» What the task asks
Locate each line in the records containing "entre". Copy it.

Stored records
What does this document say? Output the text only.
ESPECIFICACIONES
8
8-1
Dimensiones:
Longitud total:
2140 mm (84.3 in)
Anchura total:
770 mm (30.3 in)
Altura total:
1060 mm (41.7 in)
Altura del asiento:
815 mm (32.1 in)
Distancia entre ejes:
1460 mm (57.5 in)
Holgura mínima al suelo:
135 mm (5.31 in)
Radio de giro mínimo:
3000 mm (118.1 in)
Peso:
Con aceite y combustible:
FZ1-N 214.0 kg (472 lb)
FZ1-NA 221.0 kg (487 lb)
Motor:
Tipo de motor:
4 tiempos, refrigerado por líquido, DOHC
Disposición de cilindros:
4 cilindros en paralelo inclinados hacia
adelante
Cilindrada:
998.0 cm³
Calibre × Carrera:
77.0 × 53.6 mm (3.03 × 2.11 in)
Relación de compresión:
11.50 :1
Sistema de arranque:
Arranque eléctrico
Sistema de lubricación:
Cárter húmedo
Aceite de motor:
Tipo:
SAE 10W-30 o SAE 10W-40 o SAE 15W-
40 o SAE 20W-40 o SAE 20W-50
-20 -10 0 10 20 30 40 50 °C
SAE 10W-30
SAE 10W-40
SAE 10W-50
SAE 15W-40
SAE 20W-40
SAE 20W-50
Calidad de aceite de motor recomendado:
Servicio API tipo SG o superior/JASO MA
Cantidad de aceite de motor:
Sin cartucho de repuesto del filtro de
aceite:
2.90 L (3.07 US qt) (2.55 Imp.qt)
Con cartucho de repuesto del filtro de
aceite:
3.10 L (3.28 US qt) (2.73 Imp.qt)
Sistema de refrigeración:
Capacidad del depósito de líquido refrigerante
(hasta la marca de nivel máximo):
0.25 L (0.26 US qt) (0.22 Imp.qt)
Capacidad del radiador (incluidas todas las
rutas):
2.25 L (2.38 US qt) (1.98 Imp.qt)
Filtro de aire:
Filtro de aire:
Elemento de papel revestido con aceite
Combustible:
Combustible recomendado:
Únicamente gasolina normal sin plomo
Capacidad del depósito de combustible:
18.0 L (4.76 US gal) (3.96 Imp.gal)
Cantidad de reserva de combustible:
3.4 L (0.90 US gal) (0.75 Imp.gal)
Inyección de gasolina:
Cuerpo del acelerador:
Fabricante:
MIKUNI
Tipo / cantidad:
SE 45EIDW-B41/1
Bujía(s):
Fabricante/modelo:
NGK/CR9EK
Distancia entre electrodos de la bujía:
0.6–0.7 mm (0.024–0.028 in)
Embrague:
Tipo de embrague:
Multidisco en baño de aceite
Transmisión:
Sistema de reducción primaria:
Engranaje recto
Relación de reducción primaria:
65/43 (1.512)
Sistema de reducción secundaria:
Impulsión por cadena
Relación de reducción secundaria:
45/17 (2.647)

» Problem solution
Distancia entre ejes:
Distancia entre electrodos de la bujía:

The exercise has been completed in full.